[DIRECTIONS]
(a) Translate this sentence from the Chapman–Kolmogorov equation article into Spanish: "The equation was derived independently by both the British mathematician Sydney Chapman and the Russian mathematician Andrey Kolmogorov."
(b) Echo the Chapman–Kolmogorov equation article word for word, beginning at "Mathematical description" and stopping after "the nuisance variable.".

[SOURCE TEXT]
Chapman–Kolmogorov equation

In mathematics, specifically in the theory of Markovian stochastic processes in probability theory, the Chapman–Kolmogorov equation (CKE) is an identity relating the joint probability distributions of different sets of coordinates on a stochastic process. The equation was derived independently by both the British mathematician Sydney Chapman and the Russian mathematician Andrey Kolmogorov. The CKE is prominently used in recent variational Bayesian methods.

Mathematical description

Suppose that { f_i } is an indexed collection of random variables, that is, a stochastic process. Let

p_{i_{1},\ldots ,i_{n}}(f_{1},\ldots ,f_{n})

be the joint probability density function of the values of the random variables f₁ to f_n. Then, the Chapman–Kolmogorov equation is

p_{i_{1},\ldots ,i_{n-1}}(f_{1},\ldots ,f_{n-1})=\int _{-\infty }^{\infty }p_{i_{1},\ldots ,i_{n}}(f_{1},\ldots ,f_{n})\,df_{n}

i.e. a straightforward marginalization over the nuisance variable.

[RECORDS SHOWN]
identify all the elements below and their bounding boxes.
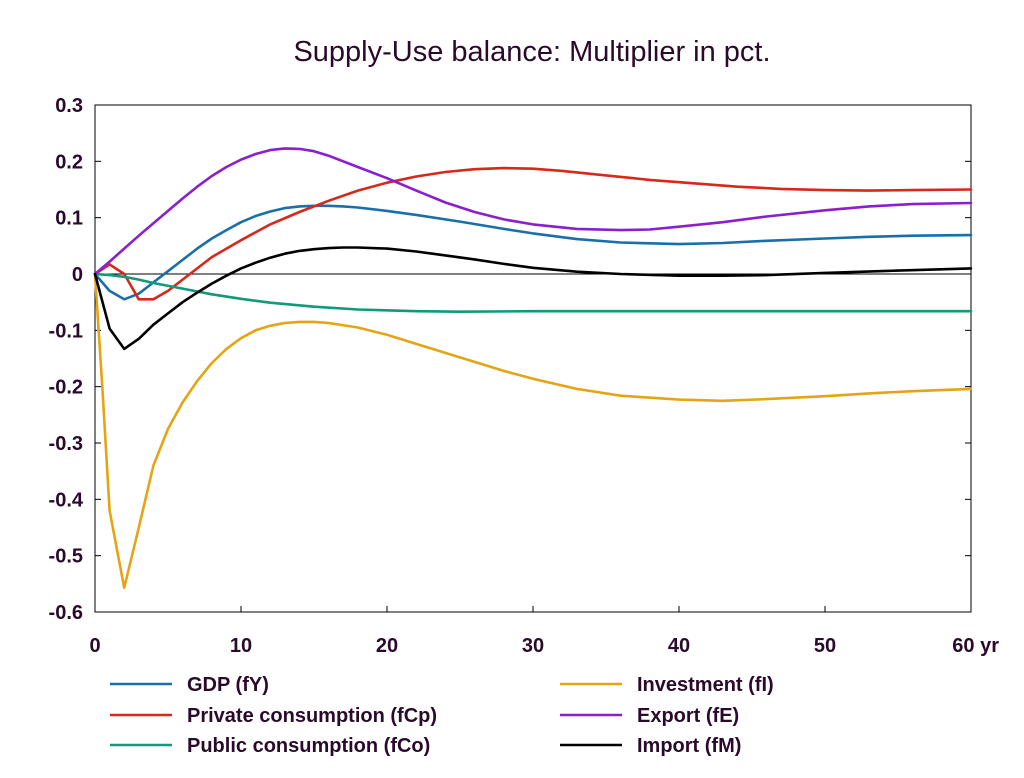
series-line-2 [93,166,973,301]
legend-label: Export (fE) [637,705,739,727]
x-tick-label: 40 [668,635,690,657]
series-line-5 [93,147,973,276]
legend-label: GDP (fY) [187,674,269,696]
plot-frame [94,104,972,613]
x-tick-label: 30 [522,635,544,657]
legend-label: Import (fM) [637,735,741,757]
y-tick-label: 0.2 [55,151,83,173]
legend: GDP (fY) Private consumption (fCp) Public … [110,674,774,757]
y-tick-label: -0.1 [49,320,83,342]
y-tick-label: 0.3 [55,95,83,117]
x-tick-label: 0 [89,635,100,657]
y-tick-label: -0.4 [49,489,84,511]
series-line-6 [93,246,973,351]
x-tick-label: 10 [230,635,252,657]
legend-label: Investment (fI) [637,674,774,696]
series-line-4 [93,272,973,590]
y-tick-label: 0 [72,264,83,286]
legend-label: Public consumption (fCo) [187,735,430,757]
y-tick-label: -0.2 [49,377,83,399]
y-tick-label: -0.3 [49,433,83,455]
x-tick-label: 20 [376,635,398,657]
chart-title: Supply-Use balance: Multiplier in pct. [293,36,770,68]
y-tick-label: -0.5 [49,546,83,568]
y-tick-label: 0.1 [55,208,83,230]
series-line-3 [93,272,973,313]
legend-label: Private consumption (fCp) [187,705,437,727]
y-tick-label: -0.6 [49,602,83,624]
x-tick-label: 60 yr [952,635,999,657]
x-tick-label: 50 [814,635,836,657]
series-line-1 [93,204,973,301]
plot-area: 0.3 0.2 0.1 0 -0.1 -0.2 -0.3 -0.4 -0.5 -0.6 0 10 20 3… [49,95,1000,657]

[TASK ANSWERS]
(a) La ecuación fue derivada de forma independiente tanto por el matemático británico Sydney Chapman como por el matemático ruso Andrey Kolmogorov.

(b)
Mathematical description

Suppose that { f_i } is an indexed collection of random variables, that is, a stochastic process. Let

p_{i_{1},\ldots ,i_{n}}(f_{1},\ldots ,f_{n})

be the joint probability density function of the values of the random variables f₁ to f_n. Then, the Chapman–Kolmogorov equation is

p_{i_{1},\ldots ,i_{n-1}}(f_{1},\ldots ,f_{n-1})=\int _{-\infty }^{\infty }p_{i_{1},\ldots ,i_{n}}(f_{1},\ldots ,f_{n})\,df_{n}

i.e. a straightforward marginalization over the nuisance variable.